● **PROBLEM TO WORK ON**
Please replace "wire" with "trace" in the entries, starting at the line that has "wire R13 bottom" and stopping after the line that has "wire left-mid node". Return only those lines, with nothing else changed.

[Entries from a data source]
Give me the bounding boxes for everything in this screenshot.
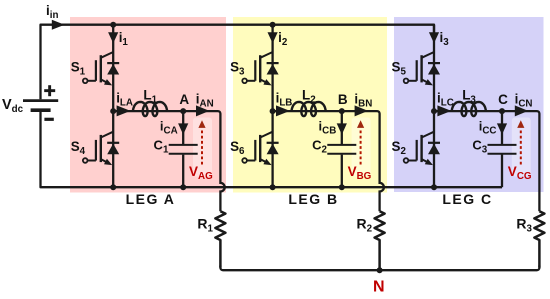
- wire node B to resistor R2 branch: [342, 111, 384, 211]
- inductor L2: [292, 102, 326, 116]
- node A junction: [180, 108, 186, 114]
- leg C shading region: [394, 17, 544, 192]
- current arrow iLB: [276, 105, 290, 116]
- wire node A to resistor R1 branch: [183, 111, 224, 211]
- junction leg C midpoint: [431, 108, 437, 114]
- voltage arrow VCG (dashed): [517, 120, 524, 164]
- junction leg A bottom rail: [110, 184, 116, 190]
- transistor S2 (IGBT with antiparallel diode): [404, 132, 440, 165]
- svg-text:C: C: [498, 92, 508, 107]
- highlight band behind VAG arrow: [193, 118, 212, 177]
- wire node A down to capacitor C1: [182, 111, 184, 144]
- svg-text:A: A: [179, 92, 189, 107]
- junction leg B midpoint: [270, 108, 276, 114]
- current arrow iCB: [337, 123, 347, 134]
- battery minus sign: [44, 118, 53, 121]
- leg A shading region: [70, 17, 226, 193]
- current arrow iAN: [196, 105, 209, 116]
- wire battery negative to bottom rail: [41, 112, 503, 187]
- current arrow i2: [268, 32, 278, 43]
- transistor S6 (IGBT with antiparallel diode): [242, 132, 278, 165]
- junction capacitor C2 / bottom rail: [339, 184, 345, 190]
- transistor S1 (IGBT with antiparallel diode): [83, 52, 119, 85]
- current arrow iLC: [437, 105, 451, 116]
- wire node C down to capacitor C3: [501, 111, 503, 144]
- inductor L3: [452, 102, 486, 116]
- node C junction: [499, 108, 505, 114]
- junction leg A midpoint: [110, 108, 116, 114]
- junction R2 / N rail: [377, 267, 383, 273]
- wire node C to resistor R3 branch: [502, 111, 539, 211]
- capacitor C3: [488, 145, 517, 154]
- voltage arrow VBG (dashed): [357, 120, 364, 164]
- svg-text:LEG A: LEG A: [126, 191, 176, 207]
- capacitor C1: [169, 145, 198, 154]
- wire neutral rail N: [220, 266, 539, 271]
- wire capacitor C1 to bottom rail: [182, 155, 184, 188]
- current arrow i_in: [52, 20, 65, 30]
- wire leg B midpoint to node B: [273, 110, 342, 112]
- current arrow i1: [108, 32, 118, 43]
- wire leg A midpoint to node A: [113, 110, 183, 112]
- resistor R2: [375, 211, 385, 267]
- junction leg B bottom rail: [270, 184, 276, 190]
- wire leg A vertical (switch leg): [112, 25, 114, 188]
- junction capacitor C1 / bottom rail: [180, 184, 186, 190]
- highlight band behind VBG arrow: [352, 118, 371, 177]
- current arrow iCA: [178, 123, 188, 134]
- leg B shading region: [233, 17, 387, 193]
- battery Vdc: [23, 101, 58, 111]
- resistor R3: [534, 211, 544, 267]
- current arrow i3: [429, 32, 439, 43]
- wire leg C vertical (switch leg): [433, 25, 435, 188]
- transistor S3 (IGBT with antiparallel diode): [242, 52, 278, 85]
- current arrow iBN: [355, 105, 368, 116]
- svg-text:N: N: [373, 278, 385, 294]
- wire leg C midpoint to node C: [434, 110, 502, 112]
- current arrow iLA: [117, 105, 131, 116]
- highlight band behind VCG arrow: [512, 118, 531, 177]
- wire node B down to capacitor C2: [341, 111, 343, 144]
- svg-text:LEG B: LEG B: [288, 191, 338, 207]
- resistor R1: [215, 211, 225, 267]
- current arrow iCC: [497, 123, 507, 134]
- transistor S4 (IGBT with antiparallel diode): [83, 132, 119, 165]
- wire leg B vertical (switch leg): [271, 25, 273, 188]
- svg-text:LEG C: LEG C: [442, 191, 492, 207]
- svg-text:B: B: [338, 92, 348, 107]
- battery plus sign: [44, 85, 55, 96]
- junction top rail / leg A: [110, 22, 116, 28]
- inductor L1: [133, 102, 167, 116]
- junction leg C bottom rail: [431, 184, 437, 190]
- current arrow iCN: [515, 105, 528, 116]
- transistor S5 (IGBT with antiparallel diode): [404, 52, 440, 85]
- voltage arrow VAG (dashed): [198, 120, 205, 164]
- wire top rail (Vdc+ to legs): [41, 25, 435, 100]
- node B junction: [339, 108, 345, 114]
- wire bottom rail end up to C3: [501, 154, 503, 187]
- capacitor C2: [327, 145, 356, 154]
- junction top rail / leg B: [270, 22, 276, 28]
- wire capacitor C2 to bottom rail: [341, 155, 343, 188]
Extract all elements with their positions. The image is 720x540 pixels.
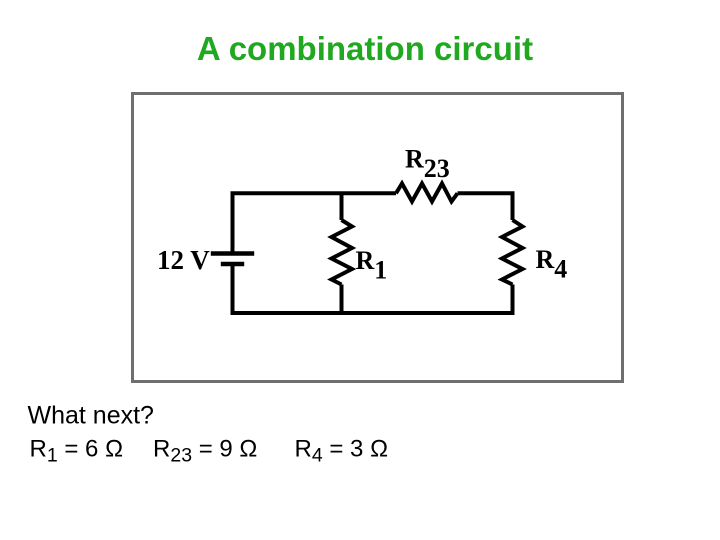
title: A combination circuit [197, 30, 533, 67]
battery B1 positive plate (long) [211, 251, 254, 256]
value R23 = 9 ohm [153, 436, 257, 467]
label R23 [405, 145, 450, 184]
label R1 [356, 246, 388, 285]
svg-text:A combination circuit: A combination circuit [197, 30, 533, 67]
svg-text:R1 = 6 Ω: R1 = 6 Ω [30, 436, 124, 467]
wire: left branch upper segment (battery + to top node) [233, 193, 342, 251]
frame box around schematic [133, 94, 623, 382]
battery value label 12 V [157, 245, 210, 275]
wire: top right segment from R23 to right corner, down to R4 [458, 193, 513, 220]
svg-text:12 V: 12 V [157, 245, 210, 275]
resistor R23 (zigzag) [396, 184, 458, 202]
resistor R1 (zigzag) [332, 220, 353, 285]
value R1 = 6 ohm [30, 436, 124, 467]
svg-text:What next?: What next? [28, 402, 154, 430]
label R4 [536, 245, 568, 284]
caption: What next? [28, 402, 154, 430]
battery B1 negative plate (short) [221, 262, 244, 267]
wire: top segment from node A to R23 [342, 191, 397, 195]
wire: bottom segment from node B to battery - [233, 264, 342, 313]
svg-text:R23 = 9 Ω: R23 = 9 Ω [153, 436, 257, 467]
value R4 = 3 ohm [295, 436, 389, 467]
svg-text:R4 = 3 Ω: R4 = 3 Ω [295, 436, 389, 467]
wire: right branch lower segment (R4 to bottom node) [342, 285, 515, 316]
wire: R1 branch upper segment (node A down to R1) [340, 193, 344, 220]
resistor R4 (zigzag) [502, 220, 523, 285]
wire: R1 branch lower segment (R1 down to node B) [340, 285, 344, 314]
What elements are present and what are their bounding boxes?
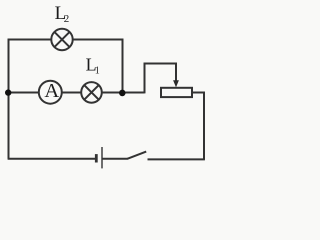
battery BT1 positive plate (long thin) — [101, 147, 103, 168]
wire: left rail from top-left corner down to bottom-left corner — [8, 39, 10, 159]
wire: bottom left segment from bottom-left corner to battery — [8, 158, 97, 160]
wire: rheostat slider arm (up, right, down to arrow) — [145, 64, 177, 94]
wire: top branch left segment from top-left corner to lamp L2 — [8, 39, 52, 41]
svg-text:1: 1 — [95, 66, 100, 77]
svg-text:2: 2 — [64, 13, 70, 25]
wire: battery to switch pivot — [102, 158, 128, 160]
switch S1 blade (open) — [127, 152, 146, 159]
lamp L1 — [81, 82, 102, 103]
wire: switch contact to bottom-right corner — [148, 158, 205, 160]
wire: right rail down to bottom-right corner — [203, 92, 205, 160]
node B junction dot — [119, 90, 126, 97]
svg-text:A: A — [44, 80, 59, 102]
battery BT1 negative plate (short thick) — [95, 154, 98, 162]
label L1 — [86, 55, 100, 77]
ammeter U1 — [39, 81, 62, 104]
wire: middle branch between ammeter and lamp L1 — [62, 92, 81, 94]
lamp L2 — [51, 29, 72, 50]
wire: top branch right segment from lamp L2 to top-right corner — [73, 39, 124, 41]
label L2 — [55, 3, 70, 25]
wire: middle branch from node A to ammeter — [9, 92, 39, 94]
node A junction dot — [5, 89, 11, 95]
rheostat R1 body — [161, 88, 192, 97]
wire: middle branch from lamp L1 through node B to slider riser — [102, 92, 145, 94]
rheostat wiper arrowhead — [173, 80, 179, 87]
wire: right vertical of L2 branch down to node B — [122, 39, 124, 93]
wire: rheostat right terminal to right rail — [192, 92, 205, 94]
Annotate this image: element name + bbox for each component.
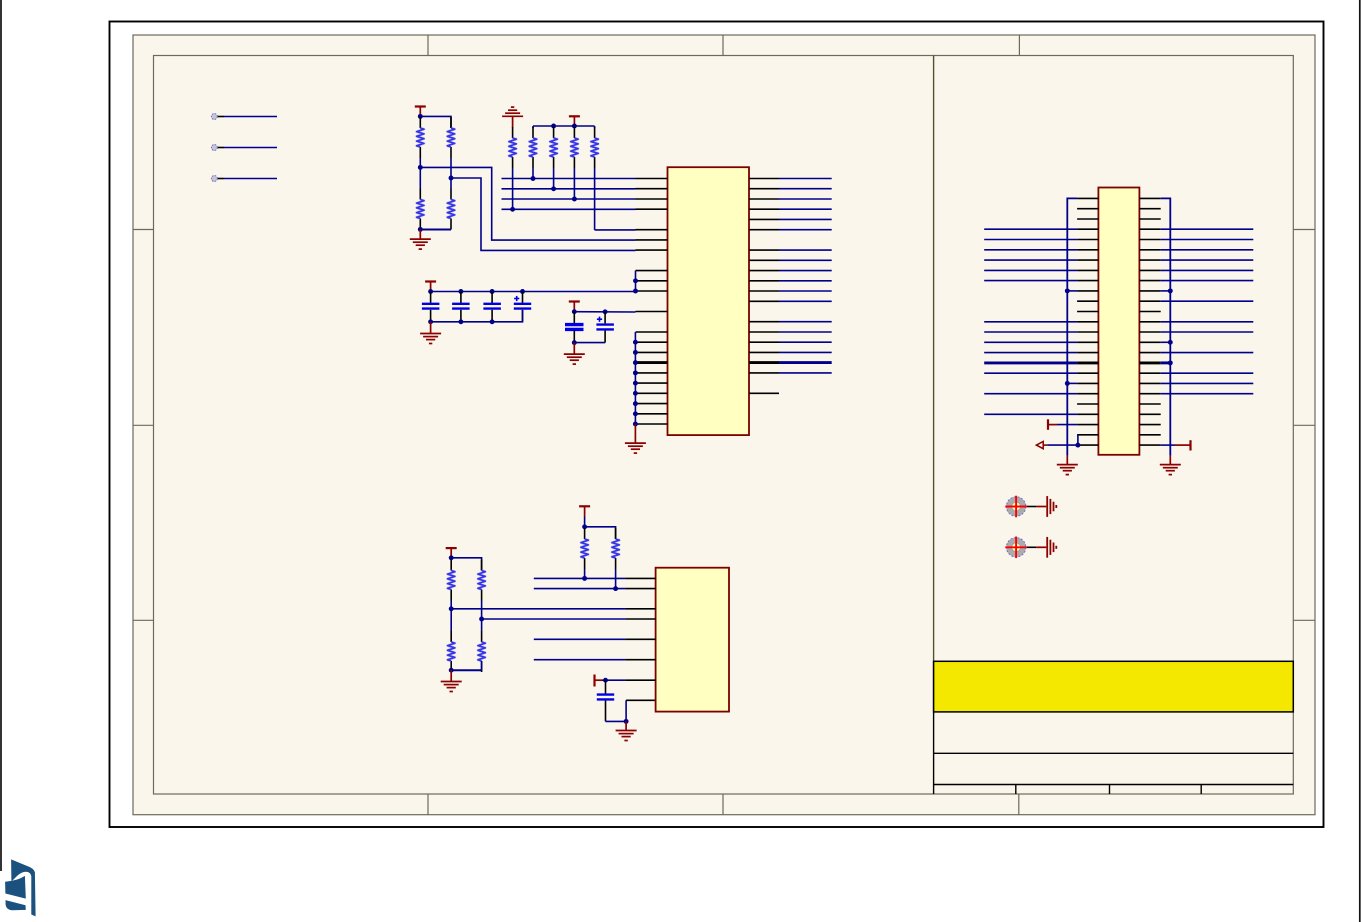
wire R13 bottom to mid <box>481 601 483 620</box>
wire C7 bottom to gnd node <box>606 720 627 722</box>
capacitor C2 <box>452 292 470 322</box>
resistor R8 <box>571 126 578 168</box>
node cap bank2 left <box>572 309 577 314</box>
wire left-mid node to U1 pin 7 <box>420 167 635 240</box>
node U1 gnd tie pin18 <box>633 360 638 365</box>
sheet background and outer frame <box>133 35 1315 815</box>
power bar VCC8 at J1 row23 <box>1048 419 1058 430</box>
wire cap bank 1 bottom rail <box>431 310 523 322</box>
node C7 top <box>603 678 608 683</box>
node R6 bus1 <box>531 176 536 181</box>
power bar VCC7 small <box>595 675 603 687</box>
wire R9 down to U1 pin 6 row <box>594 168 596 230</box>
node VCC6 <box>449 555 454 560</box>
wire R11 to U2 pin2 row <box>615 569 617 589</box>
ground GND7 left bus <box>1057 456 1078 475</box>
frame zone tick bottom 1 <box>427 794 429 815</box>
frame zone tick left 3 <box>133 619 154 621</box>
wire bus line 2 to U1 <box>502 188 636 190</box>
frame zone tick top 3 <box>1018 35 1020 56</box>
node left bus row10 <box>1065 288 1070 293</box>
capacitor C5 bulk <box>565 312 584 343</box>
resistor R13 <box>478 560 485 601</box>
power bar VCC3 <box>425 282 436 292</box>
power bar VCC4 <box>569 302 580 312</box>
node R10 row1 <box>582 576 587 581</box>
wire R9 row to U1 pin 6 <box>595 229 636 231</box>
frame zone tick left 1 <box>133 229 154 231</box>
J1 left bus wire <box>1067 198 1077 455</box>
node rail R7 <box>551 124 556 129</box>
node cap bottom rail x492 <box>490 319 495 324</box>
title block row line 2 <box>934 784 1294 786</box>
node R5 on bus 4 <box>510 207 515 212</box>
frame zone tick right 3 <box>1293 619 1315 621</box>
wire U2 row3 <box>451 608 625 610</box>
wire J1 left bus to pin row10 <box>1067 290 1077 292</box>
resistor R10 <box>581 528 588 569</box>
resistor R2 <box>447 117 454 158</box>
input arrow at J1 row25 <box>1036 442 1047 449</box>
node bottom rail <box>418 227 423 232</box>
ground GND8 right bus <box>1160 456 1181 475</box>
resistor R15 <box>478 619 485 672</box>
resistor R1 <box>417 117 424 158</box>
page left edge line <box>0 0 2 871</box>
J1 right bus wire <box>1161 198 1171 455</box>
power bar VCC5 <box>579 506 590 516</box>
resistor R5 <box>509 127 516 168</box>
node R8 bus3 <box>572 197 577 202</box>
J1 left pin stubs <box>1077 198 1098 445</box>
ground GND4 under U1 <box>625 424 646 453</box>
node U1 gnd tie pin16 <box>633 340 638 345</box>
page right edge line <box>1359 0 1361 922</box>
wire J1 right pin row17 to bus thick <box>1161 361 1171 364</box>
capacitor C1 <box>422 292 440 322</box>
sheet section divider line <box>933 56 935 662</box>
mounting hole MH1 <box>1005 496 1027 518</box>
node right bus row17 <box>1168 360 1173 365</box>
node U1 gnd tie pin17 <box>633 350 638 355</box>
wire J1 right pin row15 to bus <box>1161 341 1171 343</box>
node U1 tie pin11 <box>633 289 638 294</box>
node cap bank2 bottom <box>572 340 577 345</box>
node U1 gnd tie pin24 <box>633 422 638 427</box>
wire R6 to bus 1 <box>532 168 534 179</box>
resistor R9 <box>591 126 598 168</box>
resistor R14 <box>448 609 455 672</box>
J1 left net wires <box>984 229 1077 414</box>
wire pull-up rail <box>533 125 595 127</box>
node cap bottom rail x460 <box>458 319 463 324</box>
node cap bank2 right <box>603 309 608 314</box>
node cap bottom rail x430 <box>428 319 433 324</box>
node U1 gnd tie pin22 <box>633 401 638 406</box>
node U1 gnd tie pin21 <box>633 391 638 396</box>
ground GND2 <box>420 322 441 344</box>
node C7 gnd <box>624 719 629 724</box>
node left bus row19 <box>1065 381 1070 386</box>
wire R3/R4 bottoms to ground rail <box>420 229 451 231</box>
wire R14/R15 bottom rail <box>451 669 481 671</box>
wire right-mid node to U1 pin 8 <box>451 178 636 250</box>
wire U1 ground tie <box>634 332 636 424</box>
node cap top rail x492 <box>490 289 495 294</box>
frame zone tick bottom 3 <box>1018 794 1020 815</box>
title block left edge <box>933 661 935 794</box>
title block bottom cell divider 3 <box>1200 785 1202 795</box>
wire U2 row5 <box>534 638 626 640</box>
wire VCC1 node to R2 top <box>420 116 451 121</box>
node U1 gnd tie pin19 <box>633 370 638 375</box>
resistor R6 <box>529 126 536 168</box>
frame zone tick top 1 <box>427 35 429 56</box>
wire VCC7 to U2 pin7 <box>602 679 625 681</box>
frame zone tick bottom 2 <box>722 794 724 815</box>
node R14 bottom <box>449 668 454 673</box>
title block bottom cell divider 1 <box>1015 785 1017 795</box>
J1 right pin stubs <box>1139 198 1160 445</box>
wire MH2 to chassis ground <box>1027 546 1046 548</box>
wire bus line 3 to U1 <box>502 198 636 200</box>
node rail R8 <box>572 124 577 129</box>
U1 right net wires <box>779 179 832 373</box>
wire R2 bottom to mid node <box>450 158 452 178</box>
node R12 mid <box>449 606 454 611</box>
power bar VCC1 <box>415 107 426 117</box>
chassis ground symbol MH1 <box>1047 496 1056 517</box>
title block bottom cell divider 2 <box>1109 785 1111 795</box>
title block row line 1 <box>934 752 1294 754</box>
input pin P3 <box>211 176 277 182</box>
node J1 row25 junction <box>1075 443 1080 448</box>
wire J1 row24 jumper down <box>1077 435 1079 445</box>
wire J1 left bus to pin row19 <box>1067 382 1077 384</box>
wire R1 bottom to mid node <box>419 158 421 167</box>
frame zone tick right 1 <box>1293 229 1315 231</box>
node cap top rail x522 <box>520 289 525 294</box>
wire MH1 to chassis ground <box>1027 506 1046 508</box>
frame zone tick left 2 <box>133 424 154 426</box>
wire VCC6 to R13 top <box>451 558 481 561</box>
node VCC5 <box>582 524 587 529</box>
resistor R7 <box>550 126 557 168</box>
wire bus line 4 to U1 <box>502 208 636 210</box>
wire R5 to bus line 4 <box>512 168 514 209</box>
wire cap bank 1 top rail <box>431 291 636 293</box>
resistor R4 <box>447 178 454 230</box>
chassis ground symbol MH2 <box>1047 537 1056 558</box>
wire gnd node up to U2 pin8 <box>626 700 656 721</box>
node R13 mid <box>479 617 484 622</box>
U1 right pin stubs <box>749 179 779 394</box>
U2 pin stubs <box>625 578 655 680</box>
connector J1 body <box>1098 188 1139 455</box>
sheet inner frame <box>154 56 1294 795</box>
frame zone tick top 2 <box>722 35 724 56</box>
node R11 row2 <box>613 586 618 591</box>
capacitor C3 <box>483 292 501 322</box>
earth ground symbol on R5 <box>502 107 523 127</box>
node R2/R4 mid <box>449 176 454 181</box>
wire cap bank 2 top rail <box>574 311 635 313</box>
ground GND1 <box>410 229 431 249</box>
node right bus row10 <box>1168 288 1173 293</box>
power bar VCC6 <box>446 548 457 558</box>
capacitor C7 <box>597 680 614 721</box>
wire R7 to bus 2 <box>553 168 555 189</box>
node cap top rail x460 <box>458 289 463 294</box>
ground GND3 <box>564 343 585 365</box>
title block yellow banner <box>934 661 1294 712</box>
node U1 gnd tie pin23 <box>633 411 638 416</box>
resistor R11 <box>612 528 619 569</box>
IC U1 body <box>668 167 750 435</box>
IC U2 body <box>656 568 729 712</box>
frame zone tick right 2 <box>1293 424 1315 426</box>
wire J1 right pin row10 to bus <box>1161 290 1171 292</box>
wire J1 right row25 to power bar <box>1161 444 1190 446</box>
input pin P2 <box>211 145 277 151</box>
wire R15 lead bottom <box>481 661 483 670</box>
wire U2 row4 <box>482 618 626 620</box>
ground GND6 <box>616 721 637 740</box>
mounting hole MH2 <box>1005 537 1027 559</box>
wire U1 pins 9-11 tie <box>635 271 637 291</box>
power bar VCC9 at J1 row25 <box>1189 440 1191 450</box>
wire U2 row2 <box>534 588 626 590</box>
wire VCC5 to R10/R11 tops <box>585 517 616 531</box>
wire R8 to bus 3 <box>573 168 575 199</box>
node cap top rail x430 <box>428 289 433 294</box>
capacitor C4 polarized <box>514 292 531 322</box>
resistor R12 <box>448 560 455 601</box>
wire R12 bottom to mid <box>450 601 452 609</box>
wire R10 to U2 pin1 row <box>584 569 586 578</box>
wire VCC8 to J1 pin row23 <box>1058 424 1078 426</box>
ground GND5 <box>441 670 462 691</box>
schematic sheet outer border <box>110 22 1324 828</box>
wire U2 row1 <box>534 577 626 579</box>
capacitor C6 polarized <box>596 312 614 343</box>
node U1 tie pin10 <box>633 278 638 283</box>
wire arrow to J1 pin row25 <box>1047 444 1077 446</box>
wire cap bank 2 bottom rail <box>574 342 605 344</box>
wire bus line 1 to U1 <box>502 178 636 180</box>
resistor R3 <box>417 167 424 229</box>
power bar VCC2 <box>569 116 580 126</box>
node at VCC1 <box>418 114 423 119</box>
input pin P1 <box>211 114 277 120</box>
node R1/R3 mid <box>418 165 423 170</box>
J1 right net wires <box>1161 229 1254 394</box>
U1 left pin stubs <box>636 179 668 425</box>
node right bus row15 <box>1168 340 1173 345</box>
node U1 gnd tie pin20 <box>633 381 638 386</box>
ST logo bottom left <box>5 859 35 916</box>
wire U2 row6 <box>534 659 626 661</box>
node R7 bus2 <box>551 186 556 191</box>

● **EXERCISE ANSWER**
trace R13 bottom to mid <box>481 601 483 620</box>
trace C7 bottom to gnd node <box>606 720 627 722</box>
capacitor C2 <box>452 292 470 322</box>
resistor R8 <box>571 126 578 168</box>
node cap bank2 left <box>572 309 577 314</box>
trace left-mid node to U1 pin 7 <box>420 167 635 240</box>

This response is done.